> _Exercise aim_:
Transcribe all of the material exactly.

--- start Dataset excerpts ---

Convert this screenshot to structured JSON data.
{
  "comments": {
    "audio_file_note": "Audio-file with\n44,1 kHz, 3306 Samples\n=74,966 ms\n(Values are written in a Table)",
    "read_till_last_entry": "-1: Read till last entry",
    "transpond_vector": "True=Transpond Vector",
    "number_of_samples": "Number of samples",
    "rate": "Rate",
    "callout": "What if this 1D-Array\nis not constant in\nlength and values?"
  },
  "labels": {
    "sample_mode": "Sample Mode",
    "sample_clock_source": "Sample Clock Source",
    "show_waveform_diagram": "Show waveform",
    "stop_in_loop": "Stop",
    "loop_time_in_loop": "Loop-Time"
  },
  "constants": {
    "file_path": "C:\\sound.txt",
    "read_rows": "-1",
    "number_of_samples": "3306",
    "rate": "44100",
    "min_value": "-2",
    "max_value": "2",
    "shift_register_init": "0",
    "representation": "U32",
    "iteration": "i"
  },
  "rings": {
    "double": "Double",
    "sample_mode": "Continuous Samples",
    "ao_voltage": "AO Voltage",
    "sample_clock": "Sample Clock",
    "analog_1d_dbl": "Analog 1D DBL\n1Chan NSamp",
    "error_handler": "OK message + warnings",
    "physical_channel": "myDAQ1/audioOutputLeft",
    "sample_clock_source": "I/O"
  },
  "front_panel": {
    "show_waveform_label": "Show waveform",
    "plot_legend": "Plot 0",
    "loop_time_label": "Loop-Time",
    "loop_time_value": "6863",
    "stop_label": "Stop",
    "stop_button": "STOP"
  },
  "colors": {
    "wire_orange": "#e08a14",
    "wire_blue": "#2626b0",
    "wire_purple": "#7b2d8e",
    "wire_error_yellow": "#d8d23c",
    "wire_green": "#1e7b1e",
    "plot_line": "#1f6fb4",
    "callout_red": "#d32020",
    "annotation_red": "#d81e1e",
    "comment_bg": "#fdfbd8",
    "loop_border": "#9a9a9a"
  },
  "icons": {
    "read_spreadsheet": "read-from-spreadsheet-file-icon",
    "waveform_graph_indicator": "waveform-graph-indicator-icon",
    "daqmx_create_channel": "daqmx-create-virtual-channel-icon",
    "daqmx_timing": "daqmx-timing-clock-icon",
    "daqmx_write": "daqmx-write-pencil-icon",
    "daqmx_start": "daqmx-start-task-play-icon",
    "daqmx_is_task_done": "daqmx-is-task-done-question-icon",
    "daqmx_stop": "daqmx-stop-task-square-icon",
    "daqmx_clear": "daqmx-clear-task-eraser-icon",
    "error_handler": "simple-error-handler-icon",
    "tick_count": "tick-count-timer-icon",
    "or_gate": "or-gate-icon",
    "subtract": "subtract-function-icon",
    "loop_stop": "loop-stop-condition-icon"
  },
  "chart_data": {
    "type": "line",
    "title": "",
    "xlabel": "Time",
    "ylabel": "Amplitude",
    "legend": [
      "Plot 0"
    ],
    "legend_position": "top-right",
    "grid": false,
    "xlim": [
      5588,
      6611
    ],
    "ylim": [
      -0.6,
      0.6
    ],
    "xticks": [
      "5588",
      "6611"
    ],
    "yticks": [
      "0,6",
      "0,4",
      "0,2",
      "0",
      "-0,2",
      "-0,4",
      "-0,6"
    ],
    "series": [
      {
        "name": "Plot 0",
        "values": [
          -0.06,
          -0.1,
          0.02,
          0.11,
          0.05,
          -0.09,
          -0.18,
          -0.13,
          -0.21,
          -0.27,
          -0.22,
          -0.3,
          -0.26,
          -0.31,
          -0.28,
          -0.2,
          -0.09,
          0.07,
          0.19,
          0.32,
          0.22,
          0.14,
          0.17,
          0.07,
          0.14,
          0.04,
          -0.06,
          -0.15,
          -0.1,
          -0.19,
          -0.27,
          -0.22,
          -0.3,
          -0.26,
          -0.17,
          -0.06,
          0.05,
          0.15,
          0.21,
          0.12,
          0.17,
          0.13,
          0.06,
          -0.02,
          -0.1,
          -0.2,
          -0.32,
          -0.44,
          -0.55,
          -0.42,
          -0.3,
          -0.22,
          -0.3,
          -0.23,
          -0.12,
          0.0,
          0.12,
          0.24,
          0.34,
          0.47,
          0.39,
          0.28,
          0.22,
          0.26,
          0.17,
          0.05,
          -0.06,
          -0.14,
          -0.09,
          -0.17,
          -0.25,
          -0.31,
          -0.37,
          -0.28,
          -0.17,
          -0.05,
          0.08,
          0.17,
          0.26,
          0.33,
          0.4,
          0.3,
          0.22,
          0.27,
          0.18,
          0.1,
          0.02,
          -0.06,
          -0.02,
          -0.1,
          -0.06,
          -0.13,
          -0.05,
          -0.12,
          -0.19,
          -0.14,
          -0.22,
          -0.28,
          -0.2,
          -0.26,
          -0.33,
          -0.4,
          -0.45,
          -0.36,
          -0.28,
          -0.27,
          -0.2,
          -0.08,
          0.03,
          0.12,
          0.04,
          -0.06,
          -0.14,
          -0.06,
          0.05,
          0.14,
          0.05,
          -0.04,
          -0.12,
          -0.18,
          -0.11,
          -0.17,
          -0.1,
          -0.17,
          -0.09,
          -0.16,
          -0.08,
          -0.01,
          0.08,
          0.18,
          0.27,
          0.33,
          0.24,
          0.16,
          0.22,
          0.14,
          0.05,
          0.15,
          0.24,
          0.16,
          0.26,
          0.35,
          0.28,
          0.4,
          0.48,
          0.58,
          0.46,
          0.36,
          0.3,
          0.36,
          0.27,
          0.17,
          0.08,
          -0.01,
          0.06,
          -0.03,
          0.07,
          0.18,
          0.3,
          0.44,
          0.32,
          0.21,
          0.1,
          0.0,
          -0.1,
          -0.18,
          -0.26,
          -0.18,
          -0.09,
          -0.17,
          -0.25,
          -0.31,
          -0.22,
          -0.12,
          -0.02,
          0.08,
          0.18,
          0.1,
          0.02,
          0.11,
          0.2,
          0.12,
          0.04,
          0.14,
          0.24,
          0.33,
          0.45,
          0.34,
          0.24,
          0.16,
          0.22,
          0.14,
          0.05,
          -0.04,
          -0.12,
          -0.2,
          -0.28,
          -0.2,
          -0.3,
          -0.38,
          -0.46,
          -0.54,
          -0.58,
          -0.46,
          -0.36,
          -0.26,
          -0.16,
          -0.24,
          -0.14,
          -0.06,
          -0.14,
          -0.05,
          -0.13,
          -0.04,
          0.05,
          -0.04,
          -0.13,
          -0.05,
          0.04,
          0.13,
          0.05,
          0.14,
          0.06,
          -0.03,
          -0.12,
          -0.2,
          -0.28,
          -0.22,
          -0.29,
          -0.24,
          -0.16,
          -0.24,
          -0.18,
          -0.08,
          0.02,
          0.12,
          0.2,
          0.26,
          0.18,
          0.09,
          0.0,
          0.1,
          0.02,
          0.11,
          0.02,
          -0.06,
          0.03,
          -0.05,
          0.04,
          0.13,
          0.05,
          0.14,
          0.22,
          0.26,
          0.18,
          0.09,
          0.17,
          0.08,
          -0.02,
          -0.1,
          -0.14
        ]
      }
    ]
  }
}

--- end Dataset excerpts ---

> _Output for this task_:
Convert this screenshot to structured JSON data.
{
  "comments": {
    "audio_file_note": "Audio-file with\n44,1 kHz, 3306 Samples\n=74,966 ms\n(Values are written in a Table)",
    "read_till_last_entry": "-1: Read till last entry",
    "transpond_vector": "True=Transpond Vector",
    "number_of_samples": "Number of samples",
    "rate": "Rate",
    "callout": "What if this 1D-Array\nis not constant in\nlength and values?"
  },
  "labels": {
    "sample_mode": "Sample Mode",
    "sample_clock_source": "Sample Clock Source",
    "show_waveform_diagram": "Show waveform",
    "stop_in_loop": "Stop",
    "loop_time_in_loop": "Loop-Time"
  },
  "constants": {
    "file_path": "C:\\sound.txt",
    "read_rows": "-1",
    "number_of_samples": "3306",
    "rate": "44100",
    "min_value": "-2",
    "max_value": "2",
    "shift_register_init": "0",
    "representation": "U32",
    "iteration": "i"
  },
  "rings": {
    "double": "Double",
    "sample_mode": "Continuous Samples",
    "ao_voltage": "AO Voltage",
    "sample_clock": "Sample Clock",
    "analog_1d_dbl": "Analog 1D DBL\n1Chan NSamp",
    "error_handler": "OK message + warnings",
    "physical_channel": "myDAQ1/audioOutputLeft",
    "sample_clock_source": "I/O"
  },
  "front_panel": {
    "show_waveform_label": "Show waveform",
    "plot_legend": "Plot 0",
    "loop_time_label": "Loop-Time",
    "loop_time_value": "6863",
    "stop_label": "Stop",
    "stop_button": "STOP"
  },
  "colors": {
    "wire_orange": "#e08a14",
    "wire_blue": "#2626b0",
    "wire_purple": "#7b2d8e",
    "wire_error_yellow": "#d8d23c",
    "wire_green": "#1e7b1e",
    "plot_line": "#1f6fb4",
    "callout_red": "#d32020",
    "annotation_red": "#d81e1e",
    "comment_bg": "#fdfbd8",
    "loop_border": "#9a9a9a"
  },
  "icons": {
    "read_spreadsheet": "read-from-spreadsheet-file-icon",
    "waveform_graph_indicator": "waveform-graph-indicator-icon",
    "daqmx_create_channel": "daqmx-create-virtual-channel-icon",
    "daqmx_timing": "daqmx-timing-clock-icon",
    "daqmx_write": "daqmx-write-pencil-icon",
    "daqmx_start": "daqmx-start-task-play-icon",
    "daqmx_is_task_done": "daqmx-is-task-done-question-icon",
    "daqmx_stop": "daqmx-stop-task-square-icon",
    "daqmx_clear": "daqmx-clear-task-eraser-icon",
    "error_handler": "simple-error-handler-icon",
    "tick_count": "tick-count-timer-icon",
    "or_gate": "or-gate-icon",
    "subtract": "subtract-function-icon",
    "loop_stop": "loop-stop-condition-icon"
  },
  "chart_data": {
    "type": "line",
    "title": "",
    "xlabel": "Time",
    "ylabel": "Amplitude",
    "legend": [
      "Plot 0"
    ],
    "legend_position": "top-right",
    "grid": false,
    "xlim": [
      5588,
      6611
    ],
    "ylim": [
      -0.6,
      0.6
    ],
    "xticks": [
      "5588",
      "6611"
    ],
    "yticks": [
      "0,6",
      "0,4",
      "0,2",
      "0",
      "-0,2",
      "-0,4",
      "-0,6"
    ],
    "series": [
      {
        "name": "Plot 0",
        "values": [
          -0.06,
          -0.1,
          0.02,
          0.11,
          0.05,
          -0.09,
          -0.18,
          -0.13,
          -0.21,
          -0.27,
          -0.22,
          -0.3,
          -0.26,
          -0.31,
          -0.28,
          -0.2,
          -0.09,
          0.07,
          0.19,
          0.32,
          0.22,
          0.14,
          0.17,
          0.07,
          0.14,
          0.04,
          -0.06,
          -0.15,
          -0.1,
          -0.19,
          -0.27,
          -0.22,
          -0.3,
          -0.26,
          -0.17,
          -0.06,
          0.05,
          0.15,
          0.21,
          0.12,
          0.17,
          0.13,
          0.06,
          -0.02,
          -0.1,
          -0.2,
          -0.32,
          -0.44,
          -0.55,
          -0.42,
          -0.3,
          -0.22,
          -0.3,
          -0.23,
          -0.12,
          0.0,
          0.12,
          0.24,
          0.34,
          0.47,
          0.39,
          0.28,
          0.22,
          0.26,
          0.17,
          0.05,
          -0.06,
          -0.14,
          -0.09,
          -0.17,
          -0.25,
          -0.31,
          -0.37,
          -0.28,
          -0.17,
          -0.05,
          0.08,
          0.17,
          0.26,
          0.33,
          0.4,
          0.3,
          0.22,
          0.27,
          0.18,
          0.1,
          0.02,
          -0.06,
          -0.02,
          -0.1,
          -0.06,
          -0.13,
          -0.05,
          -0.12,
          -0.19,
          -0.14,
          -0.22,
          -0.28,
          -0.2,
          -0.26,
          -0.33,
          -0.4,
          -0.45,
          -0.36,
          -0.28,
          -0.27,
          -0.2,
          -0.08,
          0.03,
          0.12,
          0.04,
          -0.06,
          -0.14,
          -0.06,
          0.05,
          0.14,
          0.05,
          -0.04,
          -0.12,
          -0.18,
          -0.11,
          -0.17,
          -0.1,
          -0.17,
          -0.09,
          -0.16,
          -0.08,
          -0.01,
          0.08,
          0.18,
          0.27,
          0.33,
          0.24,
          0.16,
          0.22,
          0.14,
          0.05,
          0.15,
          0.24,
          0.16,
          0.26,
          0.35,
          0.28,
          0.4,
          0.48,
          0.58,
          0.46,
          0.36,
          0.3,
          0.36,
          0.27,
          0.17,
          0.08,
          -0.01,
          0.06,
          -0.03,
          0.07,
          0.18,
          0.3,
          0.44,
          0.32,
          0.21,
          0.1,
          0.0,
          -0.1,
          -0.18,
          -0.26,
          -0.18,
          -0.09,
          -0.17,
          -0.25,
          -0.31,
          -0.22,
          -0.12,
          -0.02,
          0.08,
          0.18,
          0.1,
          0.02,
          0.11,
          0.2,
          0.12,
          0.04,
          0.14,
          0.24,
          0.33,
          0.45,
          0.34,
          0.24,
          0.16,
          0.22,
          0.14,
          0.05,
          -0.04,
          -0.12,
          -0.2,
          -0.28,
          -0.2,
          -0.3,
          -0.38,
          -0.46,
          -0.54,
          -0.58,
          -0.46,
          -0.36,
          -0.26,
          -0.16,
          -0.24,
          -0.14,
          -0.06,
          -0.14,
          -0.05,
          -0.13,
          -0.04,
          0.05,
          -0.04,
          -0.13,
          -0.05,
          0.04,
          0.13,
          0.05,
          0.14,
          0.06,
          -0.03,
          -0.12,
          -0.2,
          -0.28,
          -0.22,
          -0.29,
          -0.24,
          -0.16,
          -0.24,
          -0.18,
          -0.08,
          0.02,
          0.12,
          0.2,
          0.26,
          0.18,
          0.09,
          0.0,
          0.1,
          0.02,
          0.11,
          0.02,
          -0.06,
          0.03,
          -0.05,
          0.04,
          0.13,
          0.05,
          0.14,
          0.22,
          0.26,
          0.18,
          0.09,
          0.17,
          0.08,
          -0.02,
          -0.1,
          -0.14
        ]
      }
    ]
  }
}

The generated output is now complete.